◆ Data shown

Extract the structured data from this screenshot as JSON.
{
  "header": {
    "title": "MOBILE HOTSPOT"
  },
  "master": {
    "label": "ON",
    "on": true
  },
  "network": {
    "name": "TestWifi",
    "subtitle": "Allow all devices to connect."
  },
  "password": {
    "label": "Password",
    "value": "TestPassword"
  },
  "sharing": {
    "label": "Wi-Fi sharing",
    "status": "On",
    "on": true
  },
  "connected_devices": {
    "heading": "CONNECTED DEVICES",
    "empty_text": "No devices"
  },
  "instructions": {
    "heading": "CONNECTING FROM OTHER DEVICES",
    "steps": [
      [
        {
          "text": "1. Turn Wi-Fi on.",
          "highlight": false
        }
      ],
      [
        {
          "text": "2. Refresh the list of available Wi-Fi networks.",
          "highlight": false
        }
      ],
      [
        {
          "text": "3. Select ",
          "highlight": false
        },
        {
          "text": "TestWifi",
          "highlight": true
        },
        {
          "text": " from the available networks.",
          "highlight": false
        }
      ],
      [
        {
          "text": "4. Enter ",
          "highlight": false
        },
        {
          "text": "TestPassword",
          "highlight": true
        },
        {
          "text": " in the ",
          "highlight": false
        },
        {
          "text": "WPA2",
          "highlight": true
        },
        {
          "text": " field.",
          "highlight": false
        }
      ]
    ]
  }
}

◆ Given instruction
Output each entry precisely as given.

◆ The answer
Extract the structured data from this screenshot as JSON.
{
  "header": {
    "title": "MOBILE HOTSPOT"
  },
  "master": {
    "label": "ON",
    "on": true
  },
  "network": {
    "name": "TestWifi",
    "subtitle": "Allow all devices to connect."
  },
  "password": {
    "label": "Password",
    "value": "TestPassword"
  },
  "sharing": {
    "label": "Wi-Fi sharing",
    "status": "On",
    "on": true
  },
  "connected_devices": {
    "heading": "CONNECTED DEVICES",
    "empty_text": "No devices"
  },
  "instructions": {
    "heading": "CONNECTING FROM OTHER DEVICES",
    "steps": [
      [
        {
          "text": "1. Turn Wi-Fi on.",
          "highlight": false
        }
      ],
      [
        {
          "text": "2. Refresh the list of available Wi-Fi networks.",
          "highlight": false
        }
      ],
      [
        {
          "text": "3. Select ",
          "highlight": false
        },
        {
          "text": "TestWifi",
          "highlight": true
        },
        {
          "text": " from the available networks.",
          "highlight": false
        }
      ],
      [
        {
          "text": "4. Enter ",
          "highlight": false
        },
        {
          "text": "TestPassword",
          "highlight": true
        },
        {
          "text": " in the ",
          "highlight": false
        },
        {
          "text": "WPA2",
          "highlight": true
        },
        {
          "text": " field.",
          "highlight": false
        }
      ]
    ]
  }
}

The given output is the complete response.